◆ **INPUT RECORDS**:
-- start --
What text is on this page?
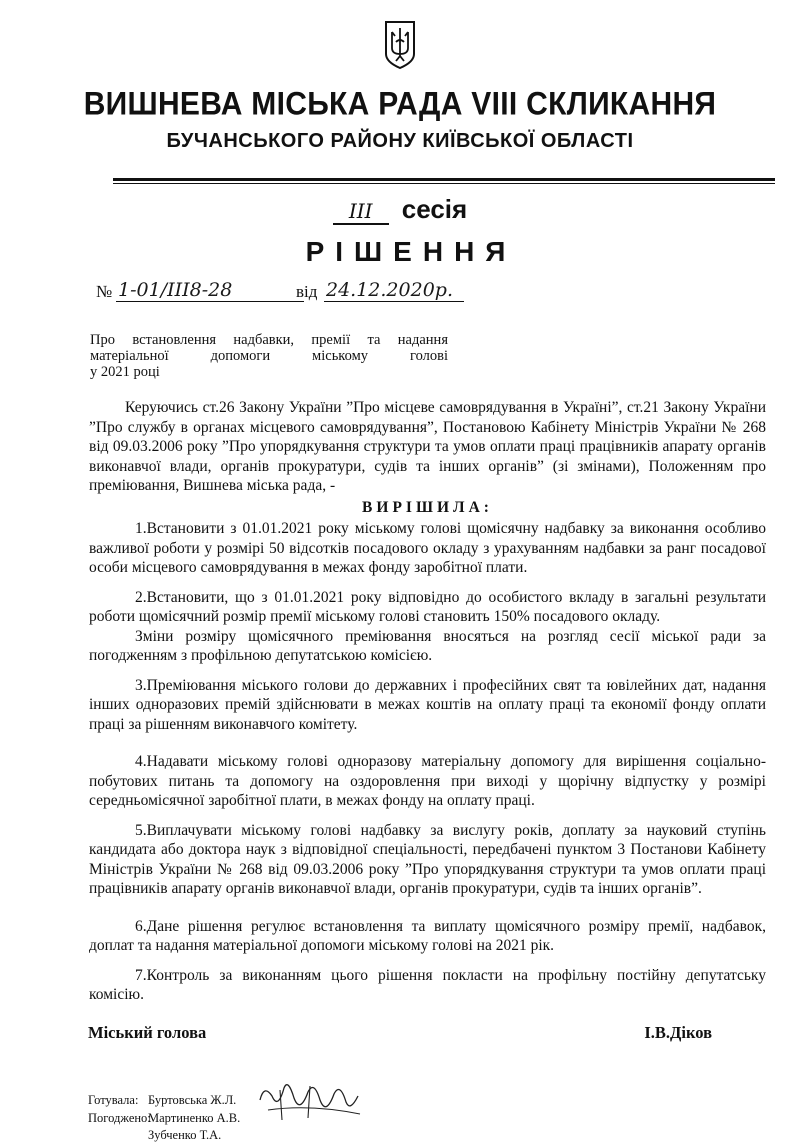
ВИШНЕВА МІСЬКА РАДА VIII СКЛИКАННЯ
БУЧАНСЬКОГО РАЙОНУ КИЇВСЬКОЇ ОБЛАСТІ
III сесія
РІШЕННЯ
№ 1-01/III8-28	від 24.12.2020р.
Про встановлення надбавки, премії та надання
матеріальної допомоги міському голові
у 2021 році

Керуючись ст.26 Закону України ”Про місцеве самоврядування в Україні”, ст.21 Закону України ”Про службу в органах місцевого самоврядування”, Постановою Кабінету Міністрів України № 268 від 09.03.2006 року ”Про упорядкування структури та умов оплати праці працівників апарату органів виконавчої влади, органів прокуратури, судів та інших органів” (зі змінами), Положенням про преміювання, Вишнева міська рада, -

ВИРІШИЛА:

1.Встановити з 01.01.2021 року міському голові щомісячну надбавку за виконання особливо важливої роботи у розмірі 50 відсотків посадового окладу з урахуванням надбавки за ранг посадової особи місцевого самоврядування в межах фонду заробітної плати.

2.Встановити, що з 01.01.2021 року відповідно до особистого вкладу в загальні результати роботи щомісячний розмір премії міському голові становить 150% посадового окладу.

Зміни розміру щомісячного преміювання вносяться на розгляд сесії міської ради за погодженням з профільною депутатською комісією.

3.Преміювання міського голови до державних і професійних свят та ювілейних дат, надання інших одноразових премій здійснювати в межах коштів на оплату праці та економії фонду оплати праці за рішенням виконавчого комітету.

4.Надавати міському голові одноразову матеріальну допомогу для вирішення соціально-побутових питань та допомогу на оздоровлення при виході у щорічну відпустку у розмірі середньомісячної заробітної плати, в межах фонду на оплату праці.

5.Виплачувати міському голові надбавку за вислугу років, доплату за науковий ступінь кандидата або доктора наук з відповідної спеціальності, передбачені пунктом 3 Постанови Кабінету Міністрів України № 268 від 09.03.2006 року ”Про упорядкування структури та умов оплати праці працівників апарату органів виконавчої влади, органів прокуратури, судів та інших органів”.

6.Дане рішення регулює встановлення та виплату щомісячного розміру премії, надбавок, доплат та надання матеріальної допомоги міському голові на 2021 рік.

7.Контроль за виконанням цього рішення покласти на профільну постійну депутатську комісію.

Міський голова	І.В.Діков
Готувала: Буртовська Ж.Л.
Погоджено:Мартиненко А.В.
Зубченко Т.А.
-- end --
◆ **AIM OF THE EXERCISE**:
From the data, pick out every line that includes "матеріальної".

◆ **EXERCISE RESPONSE**:
матеріальної допомоги міському голові
6.Дане рішення регулює встановлення та виплату щомісячного розміру премії, надбавок, доплат та надання матеріальної допомоги міському голові на 2021 рік.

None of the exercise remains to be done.